— Collected data —
* * * *
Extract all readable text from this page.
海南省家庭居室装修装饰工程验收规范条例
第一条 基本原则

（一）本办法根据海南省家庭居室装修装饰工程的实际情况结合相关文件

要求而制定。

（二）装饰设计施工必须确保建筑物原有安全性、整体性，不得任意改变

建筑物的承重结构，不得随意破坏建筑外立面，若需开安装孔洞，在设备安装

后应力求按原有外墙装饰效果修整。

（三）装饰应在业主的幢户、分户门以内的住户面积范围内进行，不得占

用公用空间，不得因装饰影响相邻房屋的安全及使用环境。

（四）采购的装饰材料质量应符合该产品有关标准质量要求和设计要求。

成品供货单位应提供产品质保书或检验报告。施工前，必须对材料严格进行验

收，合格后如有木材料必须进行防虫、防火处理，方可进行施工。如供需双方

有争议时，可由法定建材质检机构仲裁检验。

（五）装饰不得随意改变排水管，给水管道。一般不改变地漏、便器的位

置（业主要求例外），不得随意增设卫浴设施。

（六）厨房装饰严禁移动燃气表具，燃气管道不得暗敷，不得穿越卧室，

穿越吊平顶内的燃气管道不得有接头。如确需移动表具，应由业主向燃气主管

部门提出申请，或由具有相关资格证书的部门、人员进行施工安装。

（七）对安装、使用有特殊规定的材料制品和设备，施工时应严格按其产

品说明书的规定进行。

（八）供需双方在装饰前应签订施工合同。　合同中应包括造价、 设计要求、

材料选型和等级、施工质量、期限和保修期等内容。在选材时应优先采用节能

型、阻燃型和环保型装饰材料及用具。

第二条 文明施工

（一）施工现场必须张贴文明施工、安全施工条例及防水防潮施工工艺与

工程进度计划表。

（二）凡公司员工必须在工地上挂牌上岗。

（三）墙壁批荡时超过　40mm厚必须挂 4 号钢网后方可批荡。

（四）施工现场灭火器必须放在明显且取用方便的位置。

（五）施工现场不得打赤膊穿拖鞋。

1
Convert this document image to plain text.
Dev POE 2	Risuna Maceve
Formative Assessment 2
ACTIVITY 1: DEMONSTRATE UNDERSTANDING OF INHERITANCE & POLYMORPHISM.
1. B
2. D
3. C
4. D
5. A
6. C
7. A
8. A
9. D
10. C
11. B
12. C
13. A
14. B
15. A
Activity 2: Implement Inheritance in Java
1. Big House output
* * * *
— Set task —
Pick out the lines above that hold the string "text" and show them.

— Complete output —
Extract all readable text from this page.
Convert this document image to plain text.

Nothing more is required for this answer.